FRAGMENTO
--------------------------------------------------
Los gobernantes patean para adelante la pelota mojada por la insolencia productiva a costa de la muerte. Las promesas de mayores puestos de trabajo y los supuestos desarrollos promisorios, son el anzuelo para que los mismos desamparados les voten, en otra batalla perdida ante el Poder Real que maneja estos hilos desde las poltronas de oficinas lejanas a las tierras mojadas con el sudor envenenado de quienes alimentan sus cajas de caudales. Los legisladores discuten minucias leguleyas en los proyectos de declaraciones vacías, especies de lavado de consciencias que les ayudan a soportar tanta desvergüenza.
Hasta la instituciones de investigación científica están cooptadas por ese suprapoder envenenador de las transnacionales, que les construyen algún pabellón o becan a los científicos para comprar resultados a la medida de sus intereses. Ni hablar del poder mediático, donde se distribuyen miles de millones para solventar a supuestos “especialistas” que nos relatan las fantasías productivas como cuentos de hadas, a sabiendas que la muerte será el págo para el último eslabón en esta repugnante cadena económica.
--------------------------------------------------
LÍNEAS PROPORCIONADAS
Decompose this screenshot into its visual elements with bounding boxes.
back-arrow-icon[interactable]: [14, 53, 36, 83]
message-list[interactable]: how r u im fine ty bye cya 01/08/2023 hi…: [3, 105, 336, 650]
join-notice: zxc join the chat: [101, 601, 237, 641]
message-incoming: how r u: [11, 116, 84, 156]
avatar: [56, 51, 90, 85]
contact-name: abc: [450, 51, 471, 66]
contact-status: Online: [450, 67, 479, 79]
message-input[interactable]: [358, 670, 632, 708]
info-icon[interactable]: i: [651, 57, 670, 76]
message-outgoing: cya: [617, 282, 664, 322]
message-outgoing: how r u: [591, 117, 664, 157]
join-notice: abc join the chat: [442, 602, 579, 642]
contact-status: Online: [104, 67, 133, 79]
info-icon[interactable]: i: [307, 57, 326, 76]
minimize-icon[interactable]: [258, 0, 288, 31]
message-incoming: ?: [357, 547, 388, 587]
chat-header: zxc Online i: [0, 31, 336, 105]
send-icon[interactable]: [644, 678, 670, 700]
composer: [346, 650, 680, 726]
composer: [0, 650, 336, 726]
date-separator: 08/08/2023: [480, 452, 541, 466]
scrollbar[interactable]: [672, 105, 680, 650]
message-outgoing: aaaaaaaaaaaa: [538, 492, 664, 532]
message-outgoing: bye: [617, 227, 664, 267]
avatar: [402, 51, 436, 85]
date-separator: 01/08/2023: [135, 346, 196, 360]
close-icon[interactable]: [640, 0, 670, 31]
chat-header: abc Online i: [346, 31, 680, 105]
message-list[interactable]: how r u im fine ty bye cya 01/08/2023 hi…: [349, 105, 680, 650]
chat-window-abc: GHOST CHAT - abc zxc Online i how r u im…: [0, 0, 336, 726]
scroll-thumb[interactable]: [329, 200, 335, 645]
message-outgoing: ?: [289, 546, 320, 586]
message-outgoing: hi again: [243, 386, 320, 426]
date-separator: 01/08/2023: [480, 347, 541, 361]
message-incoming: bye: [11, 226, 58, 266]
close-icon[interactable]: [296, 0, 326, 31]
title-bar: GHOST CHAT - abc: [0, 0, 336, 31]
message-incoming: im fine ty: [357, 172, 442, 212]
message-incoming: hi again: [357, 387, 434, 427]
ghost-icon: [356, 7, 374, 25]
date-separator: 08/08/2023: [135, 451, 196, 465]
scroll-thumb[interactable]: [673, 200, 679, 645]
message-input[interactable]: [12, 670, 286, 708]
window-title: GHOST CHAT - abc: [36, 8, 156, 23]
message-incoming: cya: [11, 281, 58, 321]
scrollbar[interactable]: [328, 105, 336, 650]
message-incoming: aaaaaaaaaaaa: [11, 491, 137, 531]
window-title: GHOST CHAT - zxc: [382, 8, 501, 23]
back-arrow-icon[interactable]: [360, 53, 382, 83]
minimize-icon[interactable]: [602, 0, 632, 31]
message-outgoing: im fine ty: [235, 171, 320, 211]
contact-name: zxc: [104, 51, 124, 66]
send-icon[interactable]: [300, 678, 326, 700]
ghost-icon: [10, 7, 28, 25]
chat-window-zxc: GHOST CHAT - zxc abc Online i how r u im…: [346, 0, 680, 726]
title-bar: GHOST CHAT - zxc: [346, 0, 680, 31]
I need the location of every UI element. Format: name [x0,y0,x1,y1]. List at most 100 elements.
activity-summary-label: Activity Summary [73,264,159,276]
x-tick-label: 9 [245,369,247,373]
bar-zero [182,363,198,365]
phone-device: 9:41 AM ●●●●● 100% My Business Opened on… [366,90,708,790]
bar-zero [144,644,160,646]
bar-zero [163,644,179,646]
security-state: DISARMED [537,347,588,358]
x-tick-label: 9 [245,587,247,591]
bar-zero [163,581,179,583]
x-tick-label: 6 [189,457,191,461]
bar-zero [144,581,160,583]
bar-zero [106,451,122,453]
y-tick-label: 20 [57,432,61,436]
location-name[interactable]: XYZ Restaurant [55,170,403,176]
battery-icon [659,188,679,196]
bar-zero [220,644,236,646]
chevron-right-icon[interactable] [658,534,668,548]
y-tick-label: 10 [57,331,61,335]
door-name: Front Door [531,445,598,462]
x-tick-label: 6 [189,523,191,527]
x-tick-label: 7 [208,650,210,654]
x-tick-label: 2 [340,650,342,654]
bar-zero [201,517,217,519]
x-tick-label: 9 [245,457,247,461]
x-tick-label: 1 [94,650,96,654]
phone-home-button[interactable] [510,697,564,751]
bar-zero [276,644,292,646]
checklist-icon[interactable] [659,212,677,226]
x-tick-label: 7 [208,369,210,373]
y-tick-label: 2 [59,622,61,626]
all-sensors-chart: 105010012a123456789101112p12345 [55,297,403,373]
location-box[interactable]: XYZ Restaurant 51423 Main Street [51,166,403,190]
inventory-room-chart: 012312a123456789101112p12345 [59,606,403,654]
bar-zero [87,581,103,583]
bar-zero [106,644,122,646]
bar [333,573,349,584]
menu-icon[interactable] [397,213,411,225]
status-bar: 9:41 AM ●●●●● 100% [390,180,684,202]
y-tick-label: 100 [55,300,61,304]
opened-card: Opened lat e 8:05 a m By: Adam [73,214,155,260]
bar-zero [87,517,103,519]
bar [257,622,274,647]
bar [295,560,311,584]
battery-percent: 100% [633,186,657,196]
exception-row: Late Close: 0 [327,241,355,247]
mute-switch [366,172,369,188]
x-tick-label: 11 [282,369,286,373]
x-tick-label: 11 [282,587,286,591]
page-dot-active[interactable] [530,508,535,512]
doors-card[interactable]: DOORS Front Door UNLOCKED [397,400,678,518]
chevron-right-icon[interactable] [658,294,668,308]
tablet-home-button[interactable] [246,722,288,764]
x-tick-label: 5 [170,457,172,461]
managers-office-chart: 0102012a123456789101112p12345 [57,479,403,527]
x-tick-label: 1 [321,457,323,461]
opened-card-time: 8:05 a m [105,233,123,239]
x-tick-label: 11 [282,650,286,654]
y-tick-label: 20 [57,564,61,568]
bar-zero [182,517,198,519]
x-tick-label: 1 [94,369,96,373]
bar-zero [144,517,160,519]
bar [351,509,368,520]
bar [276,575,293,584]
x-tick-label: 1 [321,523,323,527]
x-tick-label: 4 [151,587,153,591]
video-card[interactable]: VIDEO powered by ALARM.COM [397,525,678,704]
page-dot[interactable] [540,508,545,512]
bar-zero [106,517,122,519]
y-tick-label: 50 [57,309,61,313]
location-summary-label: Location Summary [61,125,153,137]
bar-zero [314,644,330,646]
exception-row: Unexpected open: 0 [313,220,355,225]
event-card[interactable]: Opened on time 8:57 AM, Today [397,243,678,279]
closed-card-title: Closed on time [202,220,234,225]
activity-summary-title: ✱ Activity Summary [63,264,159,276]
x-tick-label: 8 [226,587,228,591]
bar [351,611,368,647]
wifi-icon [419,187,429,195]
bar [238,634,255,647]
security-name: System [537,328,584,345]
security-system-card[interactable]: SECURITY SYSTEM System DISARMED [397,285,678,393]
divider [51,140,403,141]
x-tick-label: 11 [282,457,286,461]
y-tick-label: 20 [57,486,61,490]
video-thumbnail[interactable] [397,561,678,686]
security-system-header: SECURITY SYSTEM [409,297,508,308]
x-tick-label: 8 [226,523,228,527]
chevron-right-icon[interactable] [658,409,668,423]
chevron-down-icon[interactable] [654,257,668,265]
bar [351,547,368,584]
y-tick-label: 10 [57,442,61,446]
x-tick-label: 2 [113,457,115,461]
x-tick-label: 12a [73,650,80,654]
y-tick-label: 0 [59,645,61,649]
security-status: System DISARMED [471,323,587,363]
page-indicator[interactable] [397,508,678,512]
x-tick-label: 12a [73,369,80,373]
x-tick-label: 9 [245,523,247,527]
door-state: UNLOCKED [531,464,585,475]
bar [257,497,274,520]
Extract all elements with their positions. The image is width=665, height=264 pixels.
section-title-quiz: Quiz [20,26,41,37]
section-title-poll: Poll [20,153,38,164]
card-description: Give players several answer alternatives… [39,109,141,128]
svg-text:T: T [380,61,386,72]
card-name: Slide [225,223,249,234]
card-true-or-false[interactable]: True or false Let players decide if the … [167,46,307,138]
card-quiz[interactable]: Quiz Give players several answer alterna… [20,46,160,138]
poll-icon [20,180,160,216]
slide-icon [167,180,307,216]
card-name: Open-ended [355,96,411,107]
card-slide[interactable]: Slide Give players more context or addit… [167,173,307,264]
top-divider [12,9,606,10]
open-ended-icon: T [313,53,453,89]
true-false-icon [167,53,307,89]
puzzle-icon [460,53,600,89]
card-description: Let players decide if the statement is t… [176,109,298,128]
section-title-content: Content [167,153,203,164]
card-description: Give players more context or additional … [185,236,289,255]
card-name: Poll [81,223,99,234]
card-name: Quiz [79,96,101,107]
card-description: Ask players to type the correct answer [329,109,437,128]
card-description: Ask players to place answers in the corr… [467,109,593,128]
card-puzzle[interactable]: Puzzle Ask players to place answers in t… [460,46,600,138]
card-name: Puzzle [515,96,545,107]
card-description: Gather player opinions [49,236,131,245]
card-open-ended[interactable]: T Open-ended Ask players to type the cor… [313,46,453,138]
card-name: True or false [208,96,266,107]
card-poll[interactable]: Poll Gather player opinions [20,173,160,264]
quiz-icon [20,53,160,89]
--------------------------------------------------
Retoma, por favor, el texto sobre el poder envenenador de las transnacionales y continúalo a partir de su última oración. Las líneas no hacen falta para resolver nada.

Cada tanto, alguna nota reproducida en algún periódico, generalmente escondida en sus páginas menos visibles, nos despertará de un letargo provocado de exprofeso para anular las lógicas reacciones que se debieran tener. Siempre tarde, nos anunciarán las muertes de niños fumigados, atravesados por sufrimientos indescriptibles, abandonados por todos, incluso por quienes todavía podemos comer a diario, aún cuando lo que ingerimos también está envenenado. Porque allí radica esta búsqueda de concientización, en la necesaria conexión entre la muerte directa y la indirecta, provocada por los mismos agentes químicos, que nos penetran lentamente, como la gota que horada la piedra, hasta despertarnos las enfermedades que la medicina no podrá curar.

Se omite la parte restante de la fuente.